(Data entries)
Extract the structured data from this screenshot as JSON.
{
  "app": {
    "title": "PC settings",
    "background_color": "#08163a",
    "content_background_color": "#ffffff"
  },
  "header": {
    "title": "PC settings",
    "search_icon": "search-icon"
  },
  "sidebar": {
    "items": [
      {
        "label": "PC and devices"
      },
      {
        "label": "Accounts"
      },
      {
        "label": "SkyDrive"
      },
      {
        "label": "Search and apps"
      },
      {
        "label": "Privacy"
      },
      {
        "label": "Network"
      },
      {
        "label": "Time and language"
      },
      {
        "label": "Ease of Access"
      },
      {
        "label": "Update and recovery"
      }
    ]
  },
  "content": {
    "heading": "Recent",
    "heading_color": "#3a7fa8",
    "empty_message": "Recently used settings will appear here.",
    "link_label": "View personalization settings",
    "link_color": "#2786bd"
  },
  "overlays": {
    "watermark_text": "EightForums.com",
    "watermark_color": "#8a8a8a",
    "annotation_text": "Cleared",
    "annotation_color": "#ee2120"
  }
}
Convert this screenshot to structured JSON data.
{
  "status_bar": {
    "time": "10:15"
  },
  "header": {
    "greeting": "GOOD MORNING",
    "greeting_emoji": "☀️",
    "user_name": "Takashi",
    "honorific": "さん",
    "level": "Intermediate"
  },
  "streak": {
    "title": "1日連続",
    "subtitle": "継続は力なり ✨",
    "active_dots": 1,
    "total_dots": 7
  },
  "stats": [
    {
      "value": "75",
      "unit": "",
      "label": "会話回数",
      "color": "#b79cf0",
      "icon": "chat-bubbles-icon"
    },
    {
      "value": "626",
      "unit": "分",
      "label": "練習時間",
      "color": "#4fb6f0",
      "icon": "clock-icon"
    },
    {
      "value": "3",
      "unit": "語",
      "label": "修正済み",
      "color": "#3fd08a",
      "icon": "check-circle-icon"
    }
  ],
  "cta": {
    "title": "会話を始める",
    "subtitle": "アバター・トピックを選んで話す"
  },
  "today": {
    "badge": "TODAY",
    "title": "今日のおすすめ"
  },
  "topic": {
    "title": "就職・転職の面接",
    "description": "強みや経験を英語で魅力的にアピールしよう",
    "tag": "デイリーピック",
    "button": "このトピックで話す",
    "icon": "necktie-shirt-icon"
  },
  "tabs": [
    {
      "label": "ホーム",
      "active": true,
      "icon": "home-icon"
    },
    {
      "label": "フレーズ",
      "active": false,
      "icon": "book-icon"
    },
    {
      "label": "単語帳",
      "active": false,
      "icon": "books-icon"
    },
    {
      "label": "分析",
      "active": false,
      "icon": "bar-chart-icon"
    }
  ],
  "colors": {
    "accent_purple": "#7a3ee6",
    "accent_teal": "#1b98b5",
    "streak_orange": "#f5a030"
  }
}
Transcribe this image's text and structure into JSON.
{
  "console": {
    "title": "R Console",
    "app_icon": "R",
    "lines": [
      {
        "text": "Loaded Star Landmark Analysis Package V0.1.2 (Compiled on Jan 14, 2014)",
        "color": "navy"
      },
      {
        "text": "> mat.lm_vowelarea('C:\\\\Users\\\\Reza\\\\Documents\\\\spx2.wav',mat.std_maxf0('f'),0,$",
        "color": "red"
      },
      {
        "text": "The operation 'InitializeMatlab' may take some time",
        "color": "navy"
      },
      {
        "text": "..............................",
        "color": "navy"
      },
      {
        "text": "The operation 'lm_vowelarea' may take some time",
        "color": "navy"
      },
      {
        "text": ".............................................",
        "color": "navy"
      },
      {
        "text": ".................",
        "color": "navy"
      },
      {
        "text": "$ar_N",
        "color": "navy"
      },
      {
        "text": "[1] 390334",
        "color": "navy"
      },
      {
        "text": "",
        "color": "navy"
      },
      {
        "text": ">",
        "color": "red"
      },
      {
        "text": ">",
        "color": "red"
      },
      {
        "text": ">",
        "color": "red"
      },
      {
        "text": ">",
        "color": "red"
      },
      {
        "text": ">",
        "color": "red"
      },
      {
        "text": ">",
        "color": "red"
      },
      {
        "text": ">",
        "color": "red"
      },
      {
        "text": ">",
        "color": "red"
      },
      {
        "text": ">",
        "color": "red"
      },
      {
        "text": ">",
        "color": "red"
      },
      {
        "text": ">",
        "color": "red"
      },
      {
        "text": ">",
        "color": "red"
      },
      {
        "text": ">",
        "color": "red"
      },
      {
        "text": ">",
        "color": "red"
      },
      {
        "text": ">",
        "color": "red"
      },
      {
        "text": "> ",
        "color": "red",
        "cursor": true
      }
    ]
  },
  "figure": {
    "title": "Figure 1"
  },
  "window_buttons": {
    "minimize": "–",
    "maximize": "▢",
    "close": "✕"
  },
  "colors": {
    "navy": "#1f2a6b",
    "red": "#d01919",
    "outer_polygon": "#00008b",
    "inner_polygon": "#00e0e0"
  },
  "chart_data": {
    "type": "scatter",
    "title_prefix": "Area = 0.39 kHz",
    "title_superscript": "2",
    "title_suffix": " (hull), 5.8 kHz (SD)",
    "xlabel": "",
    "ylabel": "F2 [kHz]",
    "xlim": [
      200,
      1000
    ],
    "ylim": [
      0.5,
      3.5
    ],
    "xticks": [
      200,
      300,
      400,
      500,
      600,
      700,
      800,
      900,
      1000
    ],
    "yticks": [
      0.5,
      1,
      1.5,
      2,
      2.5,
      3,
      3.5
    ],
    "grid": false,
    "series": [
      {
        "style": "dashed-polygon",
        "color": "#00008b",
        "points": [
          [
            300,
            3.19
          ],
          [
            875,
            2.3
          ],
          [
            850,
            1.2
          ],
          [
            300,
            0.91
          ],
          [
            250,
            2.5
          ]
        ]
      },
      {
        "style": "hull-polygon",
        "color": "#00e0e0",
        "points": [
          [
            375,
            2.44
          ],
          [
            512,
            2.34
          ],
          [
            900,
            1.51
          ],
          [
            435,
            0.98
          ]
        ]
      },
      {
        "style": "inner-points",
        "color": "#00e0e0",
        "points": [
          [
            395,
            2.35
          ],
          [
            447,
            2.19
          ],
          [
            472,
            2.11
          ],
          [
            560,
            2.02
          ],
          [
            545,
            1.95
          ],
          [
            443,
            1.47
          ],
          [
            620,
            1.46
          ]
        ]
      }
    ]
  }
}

- GIVEN PROBLEM
Give back each line above precisely as it stands.

- ANSWER TO THIS PROBLEM
Extract the structured data from this screenshot as JSON.
{
  "app": {
    "title": "PC settings",
    "background_color": "#08163a",
    "content_background_color": "#ffffff"
  },
  "header": {
    "title": "PC settings",
    "search_icon": "search-icon"
  },
  "sidebar": {
    "items": [
      {
        "label": "PC and devices"
      },
      {
        "label": "Accounts"
      },
      {
        "label": "SkyDrive"
      },
      {
        "label": "Search and apps"
      },
      {
        "label": "Privacy"
      },
      {
        "label": "Network"
      },
      {
        "label": "Time and language"
      },
      {
        "label": "Ease of Access"
      },
      {
        "label": "Update and recovery"
      }
    ]
  },
  "content": {
    "heading": "Recent",
    "heading_color": "#3a7fa8",
    "empty_message": "Recently used settings will appear here.",
    "link_label": "View personalization settings",
    "link_color": "#2786bd"
  },
  "overlays": {
    "watermark_text": "EightForums.com",
    "watermark_color": "#8a8a8a",
    "annotation_text": "Cleared",
    "annotation_color": "#ee2120"
  }
}
Convert this screenshot to structured JSON data.
{
  "status_bar": {
    "time": "10:15"
  },
  "header": {
    "greeting": "GOOD MORNING",
    "greeting_emoji": "☀️",
    "user_name": "Takashi",
    "honorific": "さん",
    "level": "Intermediate"
  },
  "streak": {
    "title": "1日連続",
    "subtitle": "継続は力なり ✨",
    "active_dots": 1,
    "total_dots": 7
  },
  "stats": [
    {
      "value": "75",
      "unit": "",
      "label": "会話回数",
      "color": "#b79cf0",
      "icon": "chat-bubbles-icon"
    },
    {
      "value": "626",
      "unit": "分",
      "label": "練習時間",
      "color": "#4fb6f0",
      "icon": "clock-icon"
    },
    {
      "value": "3",
      "unit": "語",
      "label": "修正済み",
      "color": "#3fd08a",
      "icon": "check-circle-icon"
    }
  ],
  "cta": {
    "title": "会話を始める",
    "subtitle": "アバター・トピックを選んで話す"
  },
  "today": {
    "badge": "TODAY",
    "title": "今日のおすすめ"
  },
  "topic": {
    "title": "就職・転職の面接",
    "description": "強みや経験を英語で魅力的にアピールしよう",
    "tag": "デイリーピック",
    "button": "このトピックで話す",
    "icon": "necktie-shirt-icon"
  },
  "tabs": [
    {
      "label": "ホーム",
      "active": true,
      "icon": "home-icon"
    },
    {
      "label": "フレーズ",
      "active": false,
      "icon": "book-icon"
    },
    {
      "label": "単語帳",
      "active": false,
      "icon": "books-icon"
    },
    {
      "label": "分析",
      "active": false,
      "icon": "bar-chart-icon"
    }
  ],
  "colors": {
    "accent_purple": "#7a3ee6",
    "accent_teal": "#1b98b5",
    "streak_orange": "#f5a030"
  }
}
Transcribe this image's text and structure into JSON.
{
  "console": {
    "title": "R Console",
    "app_icon": "R",
    "lines": [
      {
        "text": "Loaded Star Landmark Analysis Package V0.1.2 (Compiled on Jan 14, 2014)",
        "color": "navy"
      },
      {
        "text": "> mat.lm_vowelarea('C:\\\\Users\\\\Reza\\\\Documents\\\\spx2.wav',mat.std_maxf0('f'),0,$",
        "color": "red"
      },
      {
        "text": "The operation 'InitializeMatlab' may take some time",
        "color": "navy"
      },
      {
        "text": "..............................",
        "color": "navy"
      },
      {
        "text": "The operation 'lm_vowelarea' may take some time",
        "color": "navy"
      },
      {
        "text": ".............................................",
        "color": "navy"
      },
      {
        "text": ".................",
        "color": "navy"
      },
      {
        "text": "$ar_N",
        "color": "navy"
      },
      {
        "text": "[1] 390334",
        "color": "navy"
      },
      {
        "text": "",
        "color": "navy"
      },
      {
        "text": ">",
        "color": "red"
      },
      {
        "text": ">",
        "color": "red"
      },
      {
        "text": ">",
        "color": "red"
      },
      {
        "text": ">",
        "color": "red"
      },
      {
        "text": ">",
        "color": "red"
      },
      {
        "text": ">",
        "color": "red"
      },
      {
        "text": ">",
        "color": "red"
      },
      {
        "text": ">",
        "color": "red"
      },
      {
        "text": ">",
        "color": "red"
      },
      {
        "text": ">",
        "color": "red"
      },
      {
        "text": ">",
        "color": "red"
      },
      {
        "text": ">",
        "color": "red"
      },
      {
        "text": ">",
        "color": "red"
      },
      {
        "text": ">",
        "color": "red"
      },
      {
        "text": ">",
        "color": "red"
      },
      {
        "text": "> ",
        "color": "red",
        "cursor": true
      }
    ]
  },
  "figure": {
    "title": "Figure 1"
  },
  "window_buttons": {
    "minimize": "–",
    "maximize": "▢",
    "close": "✕"
  },
  "colors": {
    "navy": "#1f2a6b",
    "red": "#d01919",
    "outer_polygon": "#00008b",
    "inner_polygon": "#00e0e0"
  },
  "chart_data": {
    "type": "scatter",
    "title_prefix": "Area = 0.39 kHz",
    "title_superscript": "2",
    "title_suffix": " (hull), 5.8 kHz (SD)",
    "xlabel": "",
    "ylabel": "F2 [kHz]",
    "xlim": [
      200,
      1000
    ],
    "ylim": [
      0.5,
      3.5
    ],
    "xticks": [
      200,
      300,
      400,
      500,
      600,
      700,
      800,
      900,
      1000
    ],
    "yticks": [
      0.5,
      1,
      1.5,
      2,
      2.5,
      3,
      3.5
    ],
    "grid": false,
    "series": [
      {
        "style": "dashed-polygon",
        "color": "#00008b",
        "points": [
          [
            300,
            3.19
          ],
          [
            875,
            2.3
          ],
          [
            850,
            1.2
          ],
          [
            300,
            0.91
          ],
          [
            250,
            2.5
          ]
        ]
      },
      {
        "style": "hull-polygon",
        "color": "#00e0e0",
        "points": [
          [
            375,
            2.44
          ],
          [
            512,
            2.34
          ],
          [
            900,
            1.51
          ],
          [
            435,
            0.98
          ]
        ]
      },
      {
        "style": "inner-points",
        "color": "#00e0e0",
        "points": [
          [
            395,
            2.35
          ],
          [
            447,
            2.19
          ],
          [
            472,
            2.11
          ],
          [
            560,
            2.02
          ],
          [
            545,
            1.95
          ],
          [
            443,
            1.47
          ],
          [
            620,
            1.46
          ]
        ]
      }
    ]
  }
}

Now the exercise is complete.